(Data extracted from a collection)
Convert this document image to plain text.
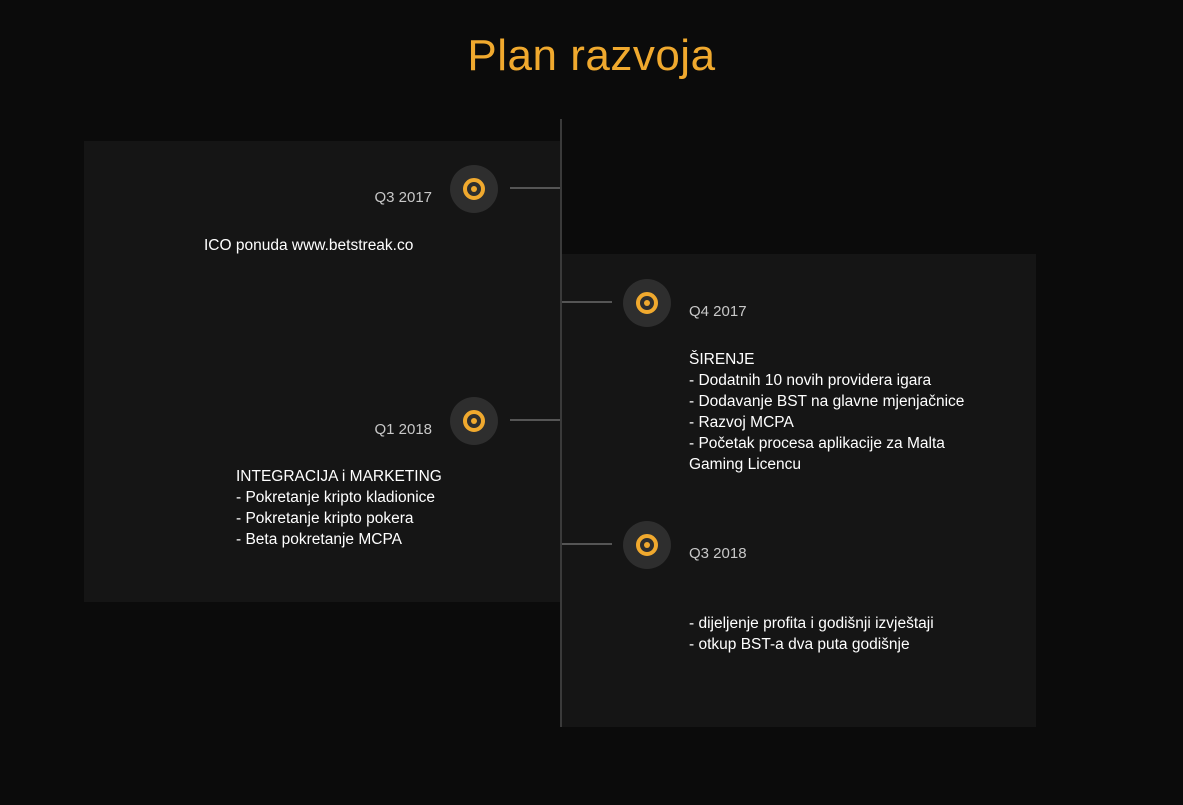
Plan razvoja
Q3 2017
ICO ponuda www.betstreak.co
Q4 2017
ŠIRENJE
- Dodatnih 10 novih providera igara
- Dodavanje BST na glavne mjenjačnice
- Razvoj MCPA
- Početak procesa aplikacije za Malta
Gaming Licencu
Q1 2018
INTEGRACIJA i MARKETING
- Pokretanje kripto kladionice
- Pokretanje kripto pokera
- Beta pokretanje MCPA
Q3 2018
- dijeljenje profita i godišnji izvještaji
- otkup BST-a dva puta godišnje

_EXERCISE REQUIREMENTS_.
Without the pictures, retype the whole of the material above exactly.

_FINISHED EXERCISE_.
Convert this document image to plain text.
Plan razvoja
Q3 2017
ICO ponuda www.betstreak.co
Q4 2017
ŠIRENJE
- Dodatnih 10 novih providera igara
- Dodavanje BST na glavne mjenjačnice
- Razvoj MCPA
- Početak procesa aplikacije za Malta
Gaming Licencu
Q1 2018
INTEGRACIJA i MARKETING
- Pokretanje kripto kladionice
- Pokretanje kripto pokera
- Beta pokretanje MCPA
Q3 2018
- dijeljenje profita i godišnji izvještaji
- otkup BST-a dva puta godišnje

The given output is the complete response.